## REQUIRED TASK
Write out every entry, unchanged. Skip any picture.
Start
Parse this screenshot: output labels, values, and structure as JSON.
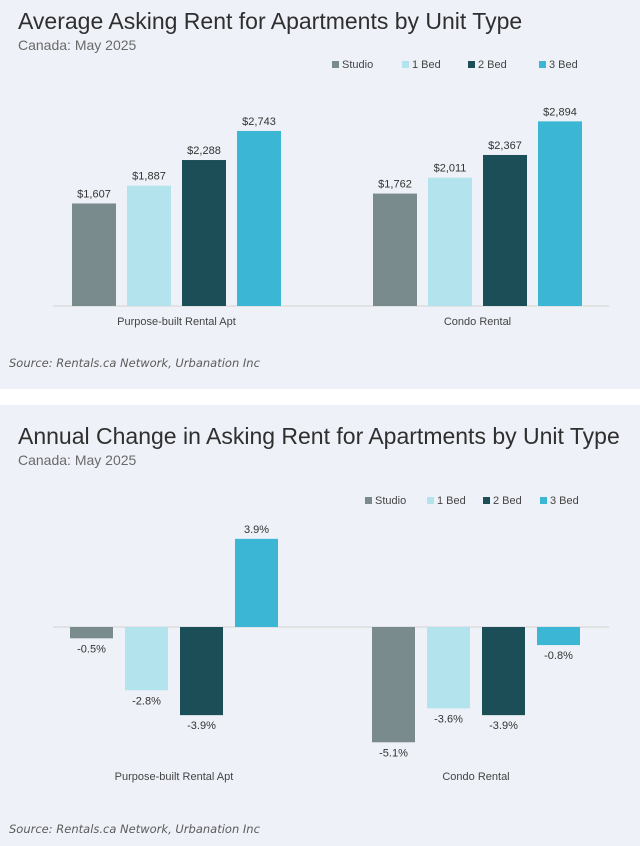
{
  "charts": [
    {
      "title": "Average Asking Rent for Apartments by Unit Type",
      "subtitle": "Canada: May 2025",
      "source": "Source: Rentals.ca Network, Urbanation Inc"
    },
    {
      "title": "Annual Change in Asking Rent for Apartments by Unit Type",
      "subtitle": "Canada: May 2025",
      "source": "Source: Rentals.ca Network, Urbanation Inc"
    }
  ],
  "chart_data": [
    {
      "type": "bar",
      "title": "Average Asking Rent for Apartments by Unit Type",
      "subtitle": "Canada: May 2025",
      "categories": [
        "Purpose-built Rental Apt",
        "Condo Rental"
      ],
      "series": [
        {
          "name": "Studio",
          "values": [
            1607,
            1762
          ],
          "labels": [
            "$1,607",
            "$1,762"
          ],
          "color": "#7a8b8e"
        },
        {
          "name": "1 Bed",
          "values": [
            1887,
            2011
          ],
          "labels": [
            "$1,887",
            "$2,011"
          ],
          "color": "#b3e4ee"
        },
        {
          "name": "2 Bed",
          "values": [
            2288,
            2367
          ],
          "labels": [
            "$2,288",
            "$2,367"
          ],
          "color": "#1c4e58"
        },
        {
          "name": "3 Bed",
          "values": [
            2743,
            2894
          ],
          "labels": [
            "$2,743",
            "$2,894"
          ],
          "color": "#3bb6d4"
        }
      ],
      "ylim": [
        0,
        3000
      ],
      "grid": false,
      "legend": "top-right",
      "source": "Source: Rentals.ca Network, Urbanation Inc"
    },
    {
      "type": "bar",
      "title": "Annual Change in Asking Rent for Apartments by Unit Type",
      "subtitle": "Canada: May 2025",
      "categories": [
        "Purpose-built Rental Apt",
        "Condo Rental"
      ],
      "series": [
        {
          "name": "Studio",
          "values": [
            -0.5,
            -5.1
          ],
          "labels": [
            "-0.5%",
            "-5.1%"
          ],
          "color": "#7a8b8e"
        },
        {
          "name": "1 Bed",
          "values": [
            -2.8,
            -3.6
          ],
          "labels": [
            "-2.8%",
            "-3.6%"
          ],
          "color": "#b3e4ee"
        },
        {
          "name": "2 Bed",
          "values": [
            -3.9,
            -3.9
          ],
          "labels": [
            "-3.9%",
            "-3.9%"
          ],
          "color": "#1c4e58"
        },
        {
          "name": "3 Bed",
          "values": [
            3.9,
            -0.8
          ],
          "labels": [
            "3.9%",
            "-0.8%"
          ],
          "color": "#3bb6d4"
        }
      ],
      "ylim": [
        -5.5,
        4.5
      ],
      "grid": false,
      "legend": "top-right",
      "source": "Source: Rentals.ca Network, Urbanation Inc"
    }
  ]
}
End
## SOLUTION TO THIS EXERCISE
Parse this screenshot: output labels, values, and structure as JSON.
{
  "charts": [
    {
      "title": "Average Asking Rent for Apartments by Unit Type",
      "subtitle": "Canada: May 2025",
      "source": "Source: Rentals.ca Network, Urbanation Inc"
    },
    {
      "title": "Annual Change in Asking Rent for Apartments by Unit Type",
      "subtitle": "Canada: May 2025",
      "source": "Source: Rentals.ca Network, Urbanation Inc"
    }
  ],
  "chart_data": [
    {
      "type": "bar",
      "title": "Average Asking Rent for Apartments by Unit Type",
      "subtitle": "Canada: May 2025",
      "categories": [
        "Purpose-built Rental Apt",
        "Condo Rental"
      ],
      "series": [
        {
          "name": "Studio",
          "values": [
            1607,
            1762
          ],
          "labels": [
            "$1,607",
            "$1,762"
          ],
          "color": "#7a8b8e"
        },
        {
          "name": "1 Bed",
          "values": [
            1887,
            2011
          ],
          "labels": [
            "$1,887",
            "$2,011"
          ],
          "color": "#b3e4ee"
        },
        {
          "name": "2 Bed",
          "values": [
            2288,
            2367
          ],
          "labels": [
            "$2,288",
            "$2,367"
          ],
          "color": "#1c4e58"
        },
        {
          "name": "3 Bed",
          "values": [
            2743,
            2894
          ],
          "labels": [
            "$2,743",
            "$2,894"
          ],
          "color": "#3bb6d4"
        }
      ],
      "ylim": [
        0,
        3000
      ],
      "grid": false,
      "legend": "top-right",
      "source": "Source: Rentals.ca Network, Urbanation Inc"
    },
    {
      "type": "bar",
      "title": "Annual Change in Asking Rent for Apartments by Unit Type",
      "subtitle": "Canada: May 2025",
      "categories": [
        "Purpose-built Rental Apt",
        "Condo Rental"
      ],
      "series": [
        {
          "name": "Studio",
          "values": [
            -0.5,
            -5.1
          ],
          "labels": [
            "-0.5%",
            "-5.1%"
          ],
          "color": "#7a8b8e"
        },
        {
          "name": "1 Bed",
          "values": [
            -2.8,
            -3.6
          ],
          "labels": [
            "-2.8%",
            "-3.6%"
          ],
          "color": "#b3e4ee"
        },
        {
          "name": "2 Bed",
          "values": [
            -3.9,
            -3.9
          ],
          "labels": [
            "-3.9%",
            "-3.9%"
          ],
          "color": "#1c4e58"
        },
        {
          "name": "3 Bed",
          "values": [
            3.9,
            -0.8
          ],
          "labels": [
            "3.9%",
            "-0.8%"
          ],
          "color": "#3bb6d4"
        }
      ],
      "ylim": [
        -5.5,
        4.5
      ],
      "grid": false,
      "legend": "top-right",
      "source": "Source: Rentals.ca Network, Urbanation Inc"
    }
  ]
}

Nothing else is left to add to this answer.